■ Aim of the exercise:
Your answer should be a single number: the count of lines that include "hair".

** start Records for this exercise **

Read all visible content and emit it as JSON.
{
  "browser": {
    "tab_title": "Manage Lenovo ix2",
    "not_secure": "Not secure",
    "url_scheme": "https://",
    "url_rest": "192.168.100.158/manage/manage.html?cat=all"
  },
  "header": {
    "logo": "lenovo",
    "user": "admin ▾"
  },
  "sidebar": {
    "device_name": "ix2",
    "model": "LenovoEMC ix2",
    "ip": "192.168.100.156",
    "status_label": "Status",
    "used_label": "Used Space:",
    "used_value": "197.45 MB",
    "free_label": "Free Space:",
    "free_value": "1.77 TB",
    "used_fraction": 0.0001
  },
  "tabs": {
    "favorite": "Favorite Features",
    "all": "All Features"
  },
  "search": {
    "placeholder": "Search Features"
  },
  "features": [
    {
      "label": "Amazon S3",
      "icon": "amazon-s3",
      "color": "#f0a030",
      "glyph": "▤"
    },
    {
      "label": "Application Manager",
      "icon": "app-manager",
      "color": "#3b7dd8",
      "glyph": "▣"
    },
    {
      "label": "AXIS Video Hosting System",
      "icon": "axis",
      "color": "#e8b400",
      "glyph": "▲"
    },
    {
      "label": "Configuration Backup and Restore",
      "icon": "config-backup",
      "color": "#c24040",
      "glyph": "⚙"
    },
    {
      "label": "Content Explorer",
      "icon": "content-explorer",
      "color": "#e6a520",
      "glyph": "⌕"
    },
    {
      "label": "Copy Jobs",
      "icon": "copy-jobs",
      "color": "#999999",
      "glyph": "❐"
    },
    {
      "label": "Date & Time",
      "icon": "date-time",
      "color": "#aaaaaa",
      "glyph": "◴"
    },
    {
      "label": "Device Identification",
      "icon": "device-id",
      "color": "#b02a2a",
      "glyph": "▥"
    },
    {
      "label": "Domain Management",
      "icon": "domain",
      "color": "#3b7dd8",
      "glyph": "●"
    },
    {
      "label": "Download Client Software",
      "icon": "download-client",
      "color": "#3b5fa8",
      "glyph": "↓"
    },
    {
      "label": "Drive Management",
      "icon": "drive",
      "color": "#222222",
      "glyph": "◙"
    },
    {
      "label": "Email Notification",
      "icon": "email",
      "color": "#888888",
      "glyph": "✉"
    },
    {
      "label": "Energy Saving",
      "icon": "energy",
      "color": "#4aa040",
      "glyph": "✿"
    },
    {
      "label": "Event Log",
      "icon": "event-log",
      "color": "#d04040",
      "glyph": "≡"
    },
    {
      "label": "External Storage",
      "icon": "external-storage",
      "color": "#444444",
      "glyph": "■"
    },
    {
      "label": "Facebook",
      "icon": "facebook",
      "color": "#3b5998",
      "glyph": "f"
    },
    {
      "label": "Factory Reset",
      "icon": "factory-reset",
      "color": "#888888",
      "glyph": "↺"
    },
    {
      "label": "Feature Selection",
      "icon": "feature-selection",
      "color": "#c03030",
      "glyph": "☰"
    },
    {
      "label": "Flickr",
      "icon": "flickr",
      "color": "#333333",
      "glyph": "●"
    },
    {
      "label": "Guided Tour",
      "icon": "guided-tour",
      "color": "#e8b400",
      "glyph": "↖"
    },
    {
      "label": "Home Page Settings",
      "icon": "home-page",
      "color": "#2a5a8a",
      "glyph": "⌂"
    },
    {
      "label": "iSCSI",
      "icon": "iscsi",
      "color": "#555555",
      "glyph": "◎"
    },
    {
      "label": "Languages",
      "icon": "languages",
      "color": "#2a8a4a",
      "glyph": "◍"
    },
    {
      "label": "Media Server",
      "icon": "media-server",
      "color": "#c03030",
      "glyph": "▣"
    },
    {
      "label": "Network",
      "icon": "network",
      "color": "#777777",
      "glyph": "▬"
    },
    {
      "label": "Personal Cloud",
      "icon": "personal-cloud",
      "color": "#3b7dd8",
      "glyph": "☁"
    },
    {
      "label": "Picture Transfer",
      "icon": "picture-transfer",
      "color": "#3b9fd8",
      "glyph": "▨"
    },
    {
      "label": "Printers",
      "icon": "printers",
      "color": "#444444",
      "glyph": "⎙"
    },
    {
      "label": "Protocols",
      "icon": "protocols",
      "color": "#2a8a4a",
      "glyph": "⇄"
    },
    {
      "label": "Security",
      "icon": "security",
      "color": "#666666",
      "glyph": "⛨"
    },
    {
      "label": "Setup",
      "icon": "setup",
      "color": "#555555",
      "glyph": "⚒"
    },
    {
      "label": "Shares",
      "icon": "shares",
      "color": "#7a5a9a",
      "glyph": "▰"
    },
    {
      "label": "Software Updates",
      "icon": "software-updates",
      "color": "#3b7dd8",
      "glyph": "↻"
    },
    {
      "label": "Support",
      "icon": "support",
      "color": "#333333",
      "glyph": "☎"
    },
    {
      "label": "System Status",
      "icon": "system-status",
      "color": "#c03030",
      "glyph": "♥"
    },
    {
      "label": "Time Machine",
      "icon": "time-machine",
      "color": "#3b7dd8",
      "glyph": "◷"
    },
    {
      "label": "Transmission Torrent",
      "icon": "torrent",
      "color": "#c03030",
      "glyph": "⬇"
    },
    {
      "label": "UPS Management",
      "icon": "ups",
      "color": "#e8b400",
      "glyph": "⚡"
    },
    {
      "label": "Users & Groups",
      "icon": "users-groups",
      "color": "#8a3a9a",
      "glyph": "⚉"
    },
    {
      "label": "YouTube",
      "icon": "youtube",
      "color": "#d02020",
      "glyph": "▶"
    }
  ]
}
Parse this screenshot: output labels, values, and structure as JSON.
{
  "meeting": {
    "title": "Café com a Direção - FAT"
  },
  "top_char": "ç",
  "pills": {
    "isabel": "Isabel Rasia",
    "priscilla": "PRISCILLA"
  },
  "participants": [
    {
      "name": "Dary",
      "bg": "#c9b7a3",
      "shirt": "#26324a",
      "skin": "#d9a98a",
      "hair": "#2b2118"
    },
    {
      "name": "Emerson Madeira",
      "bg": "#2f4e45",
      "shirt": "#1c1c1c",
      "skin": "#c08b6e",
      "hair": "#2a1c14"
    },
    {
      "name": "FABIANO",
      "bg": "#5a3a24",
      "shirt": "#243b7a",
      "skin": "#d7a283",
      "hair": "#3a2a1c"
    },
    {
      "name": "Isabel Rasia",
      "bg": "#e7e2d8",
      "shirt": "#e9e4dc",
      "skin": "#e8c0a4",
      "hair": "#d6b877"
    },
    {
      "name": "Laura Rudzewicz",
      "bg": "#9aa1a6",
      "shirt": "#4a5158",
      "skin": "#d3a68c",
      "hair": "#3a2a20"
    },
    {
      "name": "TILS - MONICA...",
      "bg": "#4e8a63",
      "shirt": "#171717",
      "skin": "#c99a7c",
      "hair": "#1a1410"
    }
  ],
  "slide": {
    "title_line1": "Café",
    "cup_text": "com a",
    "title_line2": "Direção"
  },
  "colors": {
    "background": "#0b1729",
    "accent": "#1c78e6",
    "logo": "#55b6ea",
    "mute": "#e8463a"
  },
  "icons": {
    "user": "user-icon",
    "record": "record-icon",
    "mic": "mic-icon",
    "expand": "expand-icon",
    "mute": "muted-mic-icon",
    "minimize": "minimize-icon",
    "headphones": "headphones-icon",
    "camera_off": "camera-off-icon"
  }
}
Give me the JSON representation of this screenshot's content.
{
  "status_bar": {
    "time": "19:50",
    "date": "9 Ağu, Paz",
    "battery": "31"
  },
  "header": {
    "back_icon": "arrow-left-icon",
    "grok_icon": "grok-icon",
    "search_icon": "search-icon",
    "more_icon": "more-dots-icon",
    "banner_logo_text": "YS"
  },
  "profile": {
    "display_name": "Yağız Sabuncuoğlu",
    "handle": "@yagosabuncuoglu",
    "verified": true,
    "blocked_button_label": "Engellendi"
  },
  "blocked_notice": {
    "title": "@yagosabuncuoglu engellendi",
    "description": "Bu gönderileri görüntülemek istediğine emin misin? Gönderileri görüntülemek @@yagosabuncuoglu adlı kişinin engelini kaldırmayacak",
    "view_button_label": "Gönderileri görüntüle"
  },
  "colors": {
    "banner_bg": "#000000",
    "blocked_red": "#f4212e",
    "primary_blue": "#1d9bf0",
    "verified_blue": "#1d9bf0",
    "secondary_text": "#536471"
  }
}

** end Records for this exercise **

■ Written response:
6